(Excerpt from a dataset)
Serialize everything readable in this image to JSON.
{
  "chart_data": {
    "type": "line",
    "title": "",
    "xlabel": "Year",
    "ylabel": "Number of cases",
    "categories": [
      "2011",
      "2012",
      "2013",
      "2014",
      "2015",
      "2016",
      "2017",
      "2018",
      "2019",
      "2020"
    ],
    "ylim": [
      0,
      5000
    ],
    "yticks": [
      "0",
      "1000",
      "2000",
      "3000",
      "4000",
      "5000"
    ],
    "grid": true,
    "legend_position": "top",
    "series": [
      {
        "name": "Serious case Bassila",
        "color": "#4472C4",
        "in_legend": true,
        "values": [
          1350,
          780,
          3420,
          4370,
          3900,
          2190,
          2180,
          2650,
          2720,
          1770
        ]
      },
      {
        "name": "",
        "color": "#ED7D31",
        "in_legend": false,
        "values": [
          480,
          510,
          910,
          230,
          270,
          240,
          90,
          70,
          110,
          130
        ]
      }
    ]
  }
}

- _The problem_: Write out all the records above again, exactly as they stand.

- _Written response_:
Serialize everything readable in this image to JSON.
{
  "chart_data": {
    "type": "line",
    "title": "",
    "xlabel": "Year",
    "ylabel": "Number of cases",
    "categories": [
      "2011",
      "2012",
      "2013",
      "2014",
      "2015",
      "2016",
      "2017",
      "2018",
      "2019",
      "2020"
    ],
    "ylim": [
      0,
      5000
    ],
    "yticks": [
      "0",
      "1000",
      "2000",
      "3000",
      "4000",
      "5000"
    ],
    "grid": true,
    "legend_position": "top",
    "series": [
      {
        "name": "Serious case Bassila",
        "color": "#4472C4",
        "in_legend": true,
        "values": [
          1350,
          780,
          3420,
          4370,
          3900,
          2190,
          2180,
          2650,
          2720,
          1770
        ]
      },
      {
        "name": "",
        "color": "#ED7D31",
        "in_legend": false,
        "values": [
          480,
          510,
          910,
          230,
          270,
          240,
          90,
          70,
          110,
          130
        ]
      }
    ]
  }
}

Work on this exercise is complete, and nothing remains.